→ **Written exercise**: From the entries below, copy every line holding the word "wajib".

Stored entries:
* * *

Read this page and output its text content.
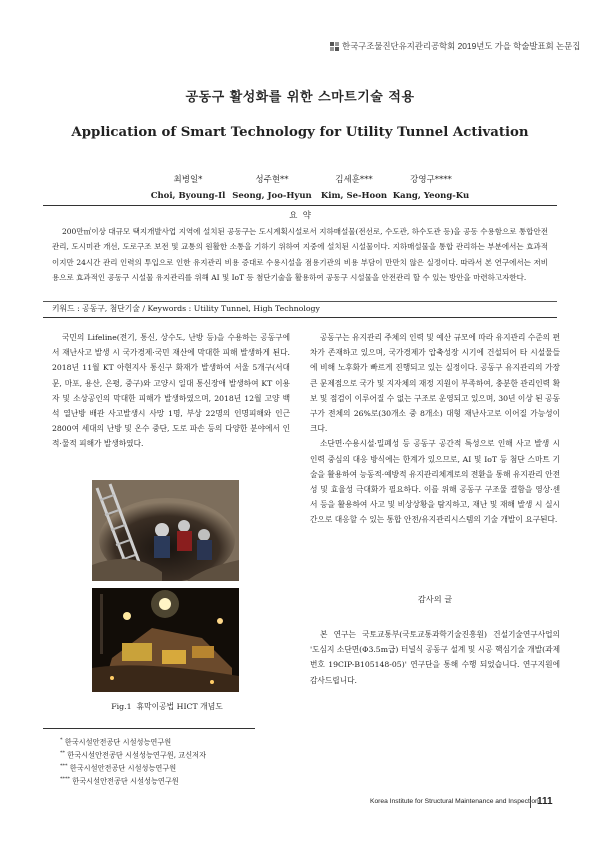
한국구조물진단유지관리공학회 2019년도 가을 학술발표회 논문집
공동구 활성화를 위한 스마트기술 적용
Application of Smart Technology for Utility Tunnel Activation
최병일*
Choi, Byoung-Il
성주현**
Seong, Joo-Hyun
김세훈***
Kim, Se-Hoon
강영구****
Kang, Yeong-Ku
요  약
200만㎡이상 대규모 택지개발사업 지역에 설치된 공동구는 도시계획시설로서 지하매설물(전선로, 수도관, 하수도관 등)을 공동 수용함으로 통합안전관리, 도시미관 개선, 도로구조 보전 및 교통의 원활한 소통을 기하기 위하여 지중에 설치된 시설물이다. 지하매설물을 통합 관리하는 부분에서는 효과적이지만 24시간 관리 인력의 투입으로 인한 유지관리 비용 증대로 수용시설을 점용기관의 비용 부담이 만만치 않은 실정이다. 따라서 본 연구에서는 저비용으로 효과적인 공동구 시설물 유지관리를 위해 AI 및 IoT 등 첨단기술을 활용하여 공동구 시설물을 안전관리 할 수 있는 방안을 마련하고자한다.
키워드 : 공동구, 첨단기술 / Keywords : Utility Tunnel, High Technology

국민의 Lifeline(전기, 통신, 상수도, 난방 등)을 수용하는 공동구에서 재난사고 발생 시 국가경제·국민 재산에 막대한 피해 발생하게 된다. 2018년 11월 KT 아현지사 통신구 화재가 발생하여 서울 5개구(서대문, 마포, 용산, 은평, 중구)와 고양시 일대 통신장애 발생하여 KT 이용자 및 소상공인의 막대한 피해가 발생하였으며, 2018년 12월 고양 백석 열난방 배관 사고발생시 사망 1명, 부상 22명의 인명피해와 인근 2800여 세대의 난방 및 온수 중단, 도로 파손 등의 다양한 분야에서 인적·물적 피해가 발생하였다.

Fig.1  휴막이공법 HICT 개념도

공동구는 유지관리 주체의 인력 및 예산 규모에 따라 유지관리 수준의 편차가 존재하고 있으며, 국가경제가 압축성장 시기에 건설되어 타 시설물들에 비해 노후화가 빠르게 진행되고 있는 실정이다. 공동구 유지관리의 가장 큰 문제점으로 국가 및 지자체의 재정 지원이 부족하여, 충분한 관리인력 확보 및 점검이 이루어질 수 없는 구조로 운영되고 있으며, 30년 이상 된 공동구가 전체의 26%로(30개소 중 8개소) 대형 재난사고로 이어질 가능성이 크다.

소단면·수용시설·밀폐성 등 공동구 공간적 특성으로 인해 사고 발생 시 인력 중심의 대응 방식에는 한계가 있으므로, AI 및 IoT 등 첨단 스마트 기술을 활용하여 능동적·예방적 유지관리체계로의 전환을 통해 유지관리 안전성 및 효율성 극대화가 필요하다. 이를 위해 공동구 구조물 결함을 영상·센서 등을 활용하여 사고 및 비상상황을 탐지하고, 재난 및 재해 발생 시 실시간으로 대응할 수 있는 통합 안전/유지관리시스템의 기술 개발이 요구된다.

감사의 글

본 연구는 국토교통부(국토교통과학기술진흥원) 건설기술연구사업의 '도심지 소단면(Φ3.5m급) 터널식 공동구 설계 및 시공 핵심기술 개발(과제번호 19CIP-B105148-05)' 연구단을 통해 수행 되었습니다. 연구지원에 감사드립니다.

* 한국시설안전공단 시설성능연구원
** 한국시설안전공단 시설성능연구원, 교신저자
*** 한국시설안전공단 시설성능연구원
**** 한국시설안전공단 시설성능연구원
Korea Institute for Structural Maintenance and Inspection
111
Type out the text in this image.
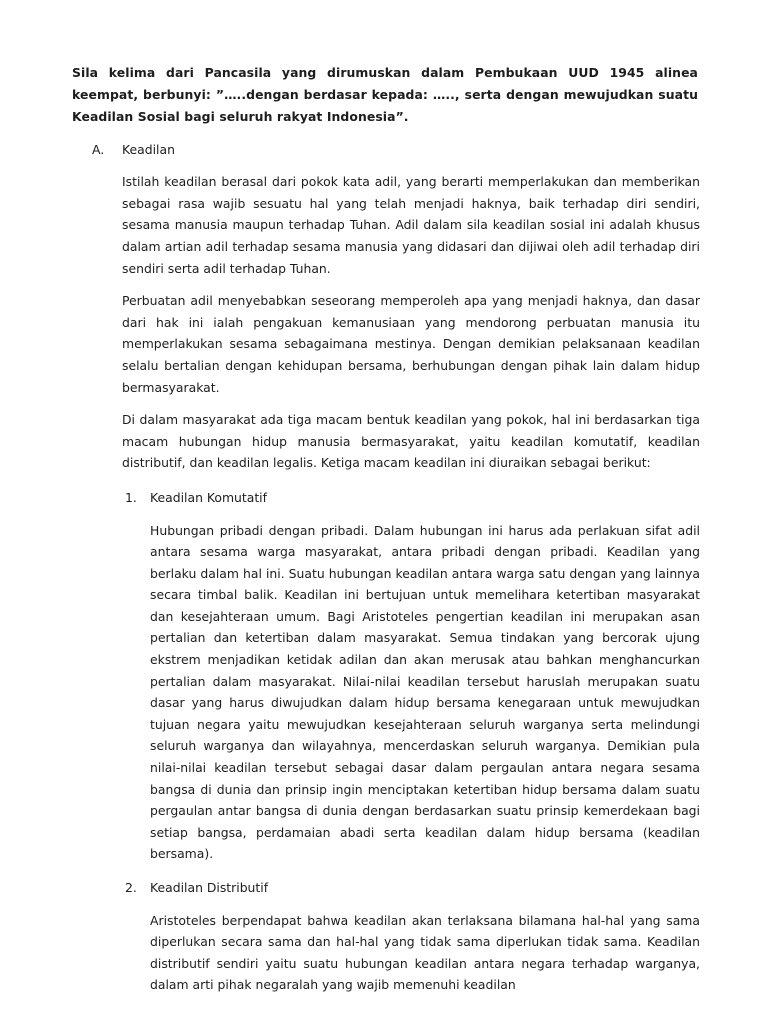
Sila kelima dari Pancasila yang dirumuskan dalam Pembukaan UUD 1945 alinea keempat, berbunyi: ”…..dengan berdasar kepada: ….., serta dengan mewujudkan suatu Keadilan Sosial bagi seluruh rakyat Indonesia”.

A. Keadilan

Istilah keadilan berasal dari pokok kata adil, yang berarti memperlakukan dan memberikan sebagai rasa wajib sesuatu hal yang telah menjadi haknya, baik terhadap diri sendiri, sesama manusia maupun terhadap Tuhan. Adil dalam sila keadilan sosial ini adalah khusus dalam artian adil terhadap sesama manusia yang didasari dan dijiwai oleh adil terhadap diri sendiri serta adil terhadap Tuhan.

Perbuatan adil menyebabkan seseorang memperoleh apa yang menjadi haknya, dan dasar dari hak ini ialah pengakuan kemanusiaan yang mendorong perbuatan manusia itu memperlakukan sesama sebagaimana mestinya. Dengan demikian pelaksanaan keadilan selalu bertalian dengan kehidupan bersama, berhubungan dengan pihak lain dalam hidup bermasyarakat.

Di dalam masyarakat ada tiga macam bentuk keadilan yang pokok, hal ini berdasarkan tiga macam hubungan hidup manusia bermasyarakat, yaitu keadilan komutatif, keadilan distributif, dan keadilan legalis. Ketiga macam keadilan ini diuraikan sebagai berikut:

1. Keadilan Komutatif

Hubungan pribadi dengan pribadi. Dalam hubungan ini harus ada perlakuan sifat adil antara sesama warga masyarakat, antara pribadi dengan pribadi. Keadilan yang berlaku dalam hal ini. Suatu hubungan keadilan antara warga satu dengan yang lainnya secara timbal balik. Keadilan ini bertujuan untuk memelihara ketertiban masyarakat dan kesejahteraan umum. Bagi Aristoteles pengertian keadilan ini merupakan asan pertalian dan ketertiban dalam masyarakat. Semua tindakan yang bercorak ujung ekstrem menjadikan ketidak adilan dan akan merusak atau bahkan menghancurkan pertalian dalam masyarakat. Nilai-nilai keadilan tersebut haruslah merupakan suatu dasar yang harus diwujudkan dalam hidup bersama kenegaraan untuk mewujudkan tujuan negara yaitu mewujudkan kesejahteraan seluruh warganya serta melindungi seluruh warganya dan wilayahnya, mencerdaskan seluruh warganya. Demikian pula nilai-nilai keadilan tersebut sebagai dasar dalam pergaulan antara negara sesama bangsa di dunia dan prinsip ingin menciptakan ketertiban hidup bersama dalam suatu pergaulan antar bangsa di dunia dengan berdasarkan suatu prinsip kemerdekaan bagi setiap bangsa, perdamaian abadi serta keadilan dalam hidup bersama (keadilan bersama).

2. Keadilan Distributif

Aristoteles berpendapat bahwa keadilan akan terlaksana bilamana hal-hal yang sama diperlukan secara sama dan hal-hal yang tidak sama diperlukan tidak sama. Keadilan distributif sendiri yaitu suatu hubungan keadilan antara negara terhadap warganya, dalam arti pihak negaralah yang wajib memenuhi keadilan
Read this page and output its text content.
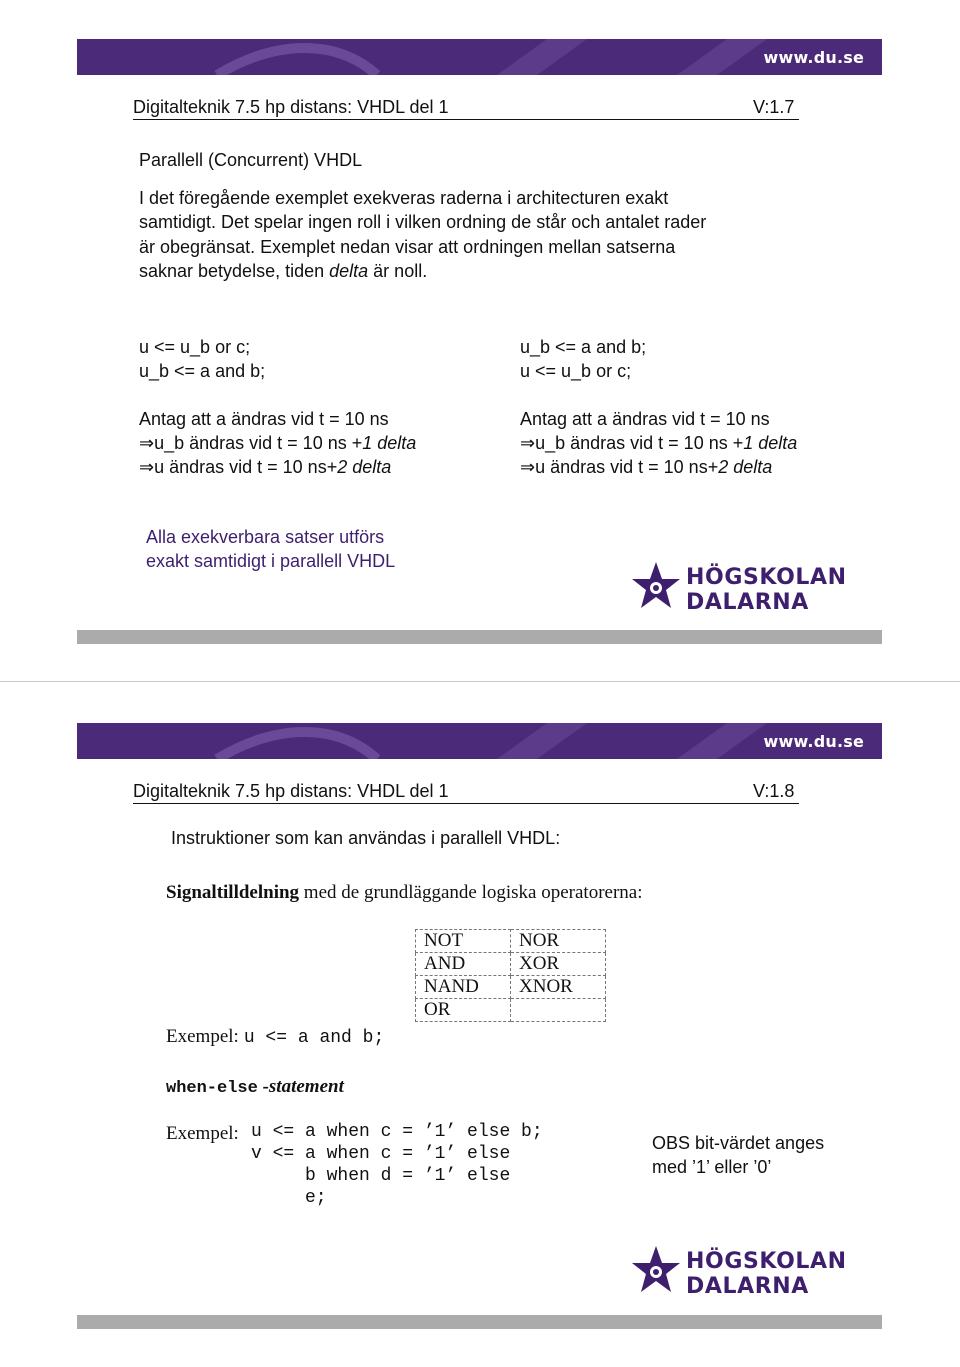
www.du.se
Digitalteknik 7.5 hp distans: VHDL del 1	V:1.7
Parallell (Concurrent) VHDL
I det föregående exemplet exekveras raderna i architecturen exakt
samtidigt. Det spelar ingen roll i vilken ordning de står och antalet rader
är obegränsat. Exemplet nedan visar att ordningen mellan satserna
saknar betydelse, tiden delta är noll.
u <= u_b or c;
u_b <= a and b;
Antag att a ändras vid t = 10 ns
⇒u_b ändras vid t = 10 ns +1 delta
⇒u ändras vid t = 10 ns+2 delta
u_b <= a and b;
u <= u_b or c;
Antag att a ändras vid t = 10 ns
⇒u_b ändras vid t = 10 ns +1 delta
⇒u ändras vid t = 10 ns+2 delta
Alla exekverbara satser utförs
exakt samtidigt i parallell VHDL
HÖGSKOLAN
DALARNA
www.du.se
Digitalteknik 7.5 hp distans: VHDL del 1	V:1.8
Instruktioner som kan användas i parallell VHDL:
Signaltilldelning med de grundläggande logiska operatorerna:
NOT	NOR
AND	XOR
NAND	XNOR
OR	
Exempel: u <= a and b;
when-else -statement
Exempel: u <= a when c = ’1’ else b;
v <= a when c = ’1’ else
b when d = ’1’ else
e;
OBS bit-värdet anges
med ’1’ eller ’0’
HÖGSKOLAN
DALARNA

* * *

→ **Problem solution**:
Istilah keadilan berasal dari pokok kata adil, yang berarti memperlakukan dan memberikan sebagai rasa wajib sesuatu hal yang telah menjadi haknya, baik terhadap diri sendiri, sesama manusia maupun terhadap Tuhan. Adil dalam sila keadilan sosial ini adalah khusus dalam artian adil terhadap sesama manusia yang didasari dan dijiwai oleh adil terhadap diri sendiri serta adil terhadap Tuhan.
Aristoteles berpendapat bahwa keadilan akan terlaksana bilamana hal-hal yang sama diperlukan secara sama dan hal-hal yang tidak sama diperlukan tidak sama. Keadilan distributif sendiri yaitu suatu hubungan keadilan antara negara terhadap warganya, dalam arti pihak negaralah yang wajib memenuhi keadilan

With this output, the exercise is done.